● **Given entries**

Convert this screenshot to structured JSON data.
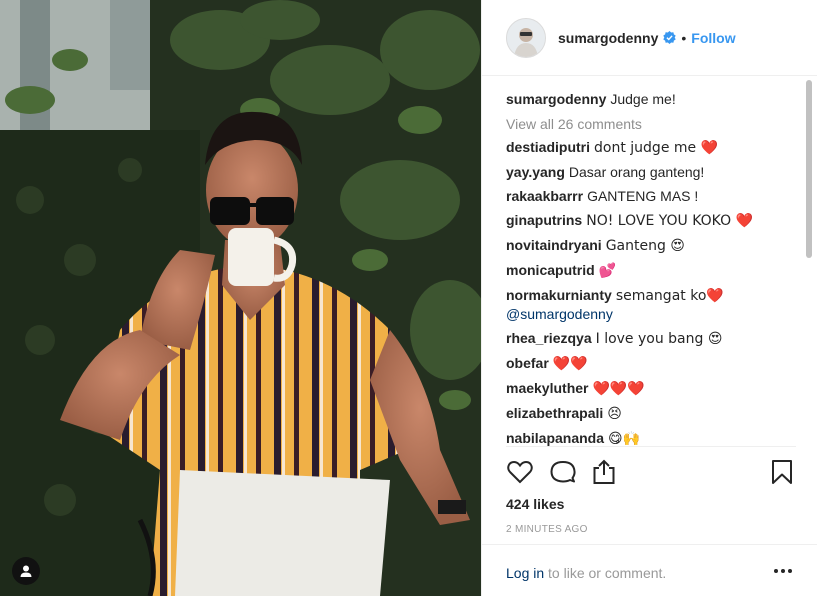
{
  "post": {
    "username": "sumargodenny",
    "verified": true,
    "follow_label": "Follow",
    "separator": "•",
    "caption": {
      "username": "sumargodenny",
      "text": "Judge me!"
    },
    "view_all": "View all 26 comments",
    "comments": [
      {
        "user": "destiadiputri",
        "text": "dont judge me ❤️"
      },
      {
        "user": "yay.yang",
        "text": "Dasar orang ganteng!"
      },
      {
        "user": "rakaakbarrr",
        "text": "GANTENG MAS !"
      },
      {
        "user": "ginaputrins",
        "text": "NO! LOVE YOU KOKO ❤️"
      },
      {
        "user": "novitaindryani",
        "text": "Ganteng 😍"
      },
      {
        "user": "monicaputrid",
        "text": "💕"
      },
      {
        "user": "normakurnianty",
        "text": "semangat ko❤️",
        "mention": "@sumargodenny"
      },
      {
        "user": "rhea_riezqya",
        "text": "I love you bang 😍"
      },
      {
        "user": "obefar",
        "text": "❤️❤️"
      },
      {
        "user": "maekyluther",
        "text": "❤️❤️❤️"
      },
      {
        "user": "elizabethrapali",
        "text": "😣"
      },
      {
        "user": "nabilapananda",
        "text": "😋🙌"
      }
    ],
    "likes": "424 likes",
    "timestamp": "2 MINUTES AGO",
    "login": {
      "link": "Log in",
      "rest": " to like or comment."
    }
  },
  "icons": [
    "heart-icon",
    "comment-icon",
    "share-icon",
    "bookmark-icon",
    "more-options-icon",
    "user-tag-icon",
    "verified-badge-icon"
  ],
  "colors": {
    "accent": "#3897f0",
    "link": "#003569",
    "muted": "#8e8e8e",
    "text": "#262626"
  }
}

● **Stated problem**
Take the listing above and restate it word for word, without its pictures.

● **The completed task**
Convert this screenshot to structured JSON data.
{
  "post": {
    "username": "sumargodenny",
    "verified": true,
    "follow_label": "Follow",
    "separator": "•",
    "caption": {
      "username": "sumargodenny",
      "text": "Judge me!"
    },
    "view_all": "View all 26 comments",
    "comments": [
      {
        "user": "destiadiputri",
        "text": "dont judge me ❤️"
      },
      {
        "user": "yay.yang",
        "text": "Dasar orang ganteng!"
      },
      {
        "user": "rakaakbarrr",
        "text": "GANTENG MAS !"
      },
      {
        "user": "ginaputrins",
        "text": "NO! LOVE YOU KOKO ❤️"
      },
      {
        "user": "novitaindryani",
        "text": "Ganteng 😍"
      },
      {
        "user": "monicaputrid",
        "text": "💕"
      },
      {
        "user": "normakurnianty",
        "text": "semangat ko❤️",
        "mention": "@sumargodenny"
      },
      {
        "user": "rhea_riezqya",
        "text": "I love you bang 😍"
      },
      {
        "user": "obefar",
        "text": "❤️❤️"
      },
      {
        "user": "maekyluther",
        "text": "❤️❤️❤️"
      },
      {
        "user": "elizabethrapali",
        "text": "😣"
      },
      {
        "user": "nabilapananda",
        "text": "😋🙌"
      }
    ],
    "likes": "424 likes",
    "timestamp": "2 MINUTES AGO",
    "login": {
      "link": "Log in",
      "rest": " to like or comment."
    }
  },
  "icons": [
    "heart-icon",
    "comment-icon",
    "share-icon",
    "bookmark-icon",
    "more-options-icon",
    "user-tag-icon",
    "verified-badge-icon"
  ],
  "colors": {
    "accent": "#3897f0",
    "link": "#003569",
    "muted": "#8e8e8e",
    "text": "#262626"
  }
}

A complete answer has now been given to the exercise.